-- BEGIN --

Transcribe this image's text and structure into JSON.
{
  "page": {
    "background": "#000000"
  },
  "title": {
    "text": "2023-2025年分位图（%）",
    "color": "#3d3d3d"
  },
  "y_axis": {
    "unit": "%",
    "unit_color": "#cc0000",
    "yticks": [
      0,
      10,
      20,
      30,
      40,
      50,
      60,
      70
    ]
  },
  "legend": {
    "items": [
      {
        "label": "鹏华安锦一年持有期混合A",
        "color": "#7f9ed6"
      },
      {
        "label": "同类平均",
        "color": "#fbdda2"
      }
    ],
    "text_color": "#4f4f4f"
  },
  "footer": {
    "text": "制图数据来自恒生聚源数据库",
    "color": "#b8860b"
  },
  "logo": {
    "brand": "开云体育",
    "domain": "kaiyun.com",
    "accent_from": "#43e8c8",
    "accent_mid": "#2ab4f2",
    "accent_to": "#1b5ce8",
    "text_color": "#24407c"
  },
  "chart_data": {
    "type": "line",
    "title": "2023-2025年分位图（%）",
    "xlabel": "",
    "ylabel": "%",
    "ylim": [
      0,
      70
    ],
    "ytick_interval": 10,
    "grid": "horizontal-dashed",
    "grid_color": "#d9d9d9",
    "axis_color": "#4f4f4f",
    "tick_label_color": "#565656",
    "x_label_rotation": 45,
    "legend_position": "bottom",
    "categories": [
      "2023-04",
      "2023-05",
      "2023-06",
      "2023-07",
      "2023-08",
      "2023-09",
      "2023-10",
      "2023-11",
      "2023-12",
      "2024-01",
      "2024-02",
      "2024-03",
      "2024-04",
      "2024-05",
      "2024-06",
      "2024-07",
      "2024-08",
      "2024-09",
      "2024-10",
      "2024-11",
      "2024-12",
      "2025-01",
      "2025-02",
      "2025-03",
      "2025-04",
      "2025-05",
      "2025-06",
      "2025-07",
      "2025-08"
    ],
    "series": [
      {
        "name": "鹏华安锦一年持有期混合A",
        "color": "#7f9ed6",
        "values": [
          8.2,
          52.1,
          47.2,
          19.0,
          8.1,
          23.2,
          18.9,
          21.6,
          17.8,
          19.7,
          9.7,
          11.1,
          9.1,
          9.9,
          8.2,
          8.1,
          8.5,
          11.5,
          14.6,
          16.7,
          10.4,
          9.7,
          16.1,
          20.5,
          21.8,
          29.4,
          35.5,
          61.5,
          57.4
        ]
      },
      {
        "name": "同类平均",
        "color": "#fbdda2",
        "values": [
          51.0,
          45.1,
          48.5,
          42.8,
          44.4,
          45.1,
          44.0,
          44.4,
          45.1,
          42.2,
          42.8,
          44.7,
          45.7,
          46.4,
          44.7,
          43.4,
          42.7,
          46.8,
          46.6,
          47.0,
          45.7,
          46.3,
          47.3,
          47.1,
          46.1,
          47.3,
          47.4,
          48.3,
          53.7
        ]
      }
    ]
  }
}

-- END --
-- BEGIN --

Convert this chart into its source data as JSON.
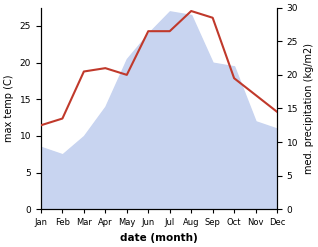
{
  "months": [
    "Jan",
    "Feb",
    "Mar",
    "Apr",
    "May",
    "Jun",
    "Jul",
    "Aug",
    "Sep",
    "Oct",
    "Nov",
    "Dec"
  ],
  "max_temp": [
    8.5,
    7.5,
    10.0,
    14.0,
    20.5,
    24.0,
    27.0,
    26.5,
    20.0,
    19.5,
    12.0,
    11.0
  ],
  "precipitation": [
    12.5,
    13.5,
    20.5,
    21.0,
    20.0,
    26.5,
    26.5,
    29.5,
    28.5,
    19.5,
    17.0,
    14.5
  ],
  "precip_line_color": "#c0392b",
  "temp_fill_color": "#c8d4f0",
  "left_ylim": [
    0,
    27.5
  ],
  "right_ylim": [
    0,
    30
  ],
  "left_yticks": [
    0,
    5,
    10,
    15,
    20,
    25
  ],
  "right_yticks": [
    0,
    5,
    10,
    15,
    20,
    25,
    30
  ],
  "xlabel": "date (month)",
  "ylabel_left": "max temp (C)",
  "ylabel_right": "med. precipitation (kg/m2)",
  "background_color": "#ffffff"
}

-- END --
-- BEGIN --

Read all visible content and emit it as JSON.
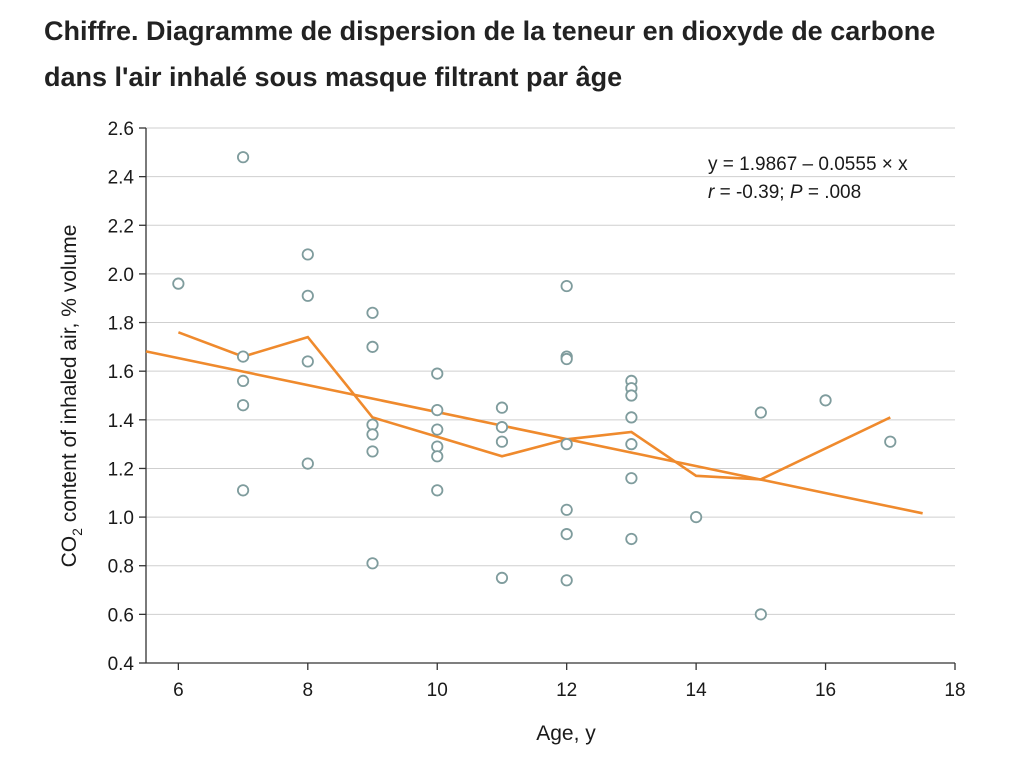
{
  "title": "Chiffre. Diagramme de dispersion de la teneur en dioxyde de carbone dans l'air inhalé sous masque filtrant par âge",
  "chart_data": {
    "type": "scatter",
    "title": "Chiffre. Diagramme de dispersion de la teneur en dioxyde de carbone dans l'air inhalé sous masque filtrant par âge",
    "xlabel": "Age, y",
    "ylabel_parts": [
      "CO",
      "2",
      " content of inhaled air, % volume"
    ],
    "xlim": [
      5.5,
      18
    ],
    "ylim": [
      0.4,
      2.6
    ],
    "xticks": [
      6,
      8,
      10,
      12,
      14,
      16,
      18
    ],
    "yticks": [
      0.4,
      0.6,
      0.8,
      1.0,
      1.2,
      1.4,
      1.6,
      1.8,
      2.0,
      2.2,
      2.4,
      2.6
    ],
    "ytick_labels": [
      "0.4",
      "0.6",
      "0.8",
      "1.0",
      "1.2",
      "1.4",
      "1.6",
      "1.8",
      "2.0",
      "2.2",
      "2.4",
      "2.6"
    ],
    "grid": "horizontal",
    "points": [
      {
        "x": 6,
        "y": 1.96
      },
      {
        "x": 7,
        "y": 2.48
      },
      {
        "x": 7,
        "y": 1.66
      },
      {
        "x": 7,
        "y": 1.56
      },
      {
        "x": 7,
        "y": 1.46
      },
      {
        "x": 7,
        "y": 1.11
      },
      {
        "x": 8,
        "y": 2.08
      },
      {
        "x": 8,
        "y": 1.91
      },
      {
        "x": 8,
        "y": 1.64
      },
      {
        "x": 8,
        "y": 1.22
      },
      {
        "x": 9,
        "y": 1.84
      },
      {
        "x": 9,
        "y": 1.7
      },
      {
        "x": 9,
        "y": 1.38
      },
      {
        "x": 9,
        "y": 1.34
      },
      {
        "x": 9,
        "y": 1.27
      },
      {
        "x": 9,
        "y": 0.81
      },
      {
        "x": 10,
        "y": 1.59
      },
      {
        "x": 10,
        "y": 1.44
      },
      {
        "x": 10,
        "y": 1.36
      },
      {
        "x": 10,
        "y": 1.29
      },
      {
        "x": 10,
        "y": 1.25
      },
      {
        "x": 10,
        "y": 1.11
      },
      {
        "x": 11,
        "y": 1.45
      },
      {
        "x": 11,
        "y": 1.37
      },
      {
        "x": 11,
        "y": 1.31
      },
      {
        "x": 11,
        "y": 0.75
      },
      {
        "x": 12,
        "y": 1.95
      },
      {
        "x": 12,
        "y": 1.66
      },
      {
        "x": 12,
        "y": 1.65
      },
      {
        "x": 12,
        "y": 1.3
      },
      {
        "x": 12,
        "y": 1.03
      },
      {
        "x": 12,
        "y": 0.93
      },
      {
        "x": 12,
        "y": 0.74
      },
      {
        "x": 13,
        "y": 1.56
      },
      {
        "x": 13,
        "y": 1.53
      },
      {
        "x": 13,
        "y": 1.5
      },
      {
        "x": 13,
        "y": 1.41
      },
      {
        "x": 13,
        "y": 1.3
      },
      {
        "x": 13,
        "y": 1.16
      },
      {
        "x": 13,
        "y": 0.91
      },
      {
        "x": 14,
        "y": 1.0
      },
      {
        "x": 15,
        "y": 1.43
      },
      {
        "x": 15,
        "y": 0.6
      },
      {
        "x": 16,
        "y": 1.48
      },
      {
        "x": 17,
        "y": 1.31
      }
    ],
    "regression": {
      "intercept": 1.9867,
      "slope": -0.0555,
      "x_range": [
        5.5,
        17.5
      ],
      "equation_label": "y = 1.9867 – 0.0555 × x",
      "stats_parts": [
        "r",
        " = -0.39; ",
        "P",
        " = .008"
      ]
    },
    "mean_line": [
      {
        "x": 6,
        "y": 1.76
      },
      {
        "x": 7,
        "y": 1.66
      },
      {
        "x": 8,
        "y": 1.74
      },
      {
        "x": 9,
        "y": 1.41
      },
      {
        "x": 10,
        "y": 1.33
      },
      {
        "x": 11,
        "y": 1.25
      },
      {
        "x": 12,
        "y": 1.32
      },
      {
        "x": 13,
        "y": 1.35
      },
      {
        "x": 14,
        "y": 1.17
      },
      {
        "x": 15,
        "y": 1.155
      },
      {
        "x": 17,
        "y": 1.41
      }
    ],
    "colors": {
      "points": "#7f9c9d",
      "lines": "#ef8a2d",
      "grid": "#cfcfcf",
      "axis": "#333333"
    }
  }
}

-- END --

Directions | Each line that has the word "filtrant" should be copied.

Correct output |
  "title": "Chiffre. Diagramme de dispersion de la teneur en dioxyde de carbone dans l'air inhalé sous masque filtrant par âge",
    "title": "Chiffre. Diagramme de dispersion de la teneur en dioxyde de carbone dans l'air inhalé sous masque filtrant par âge",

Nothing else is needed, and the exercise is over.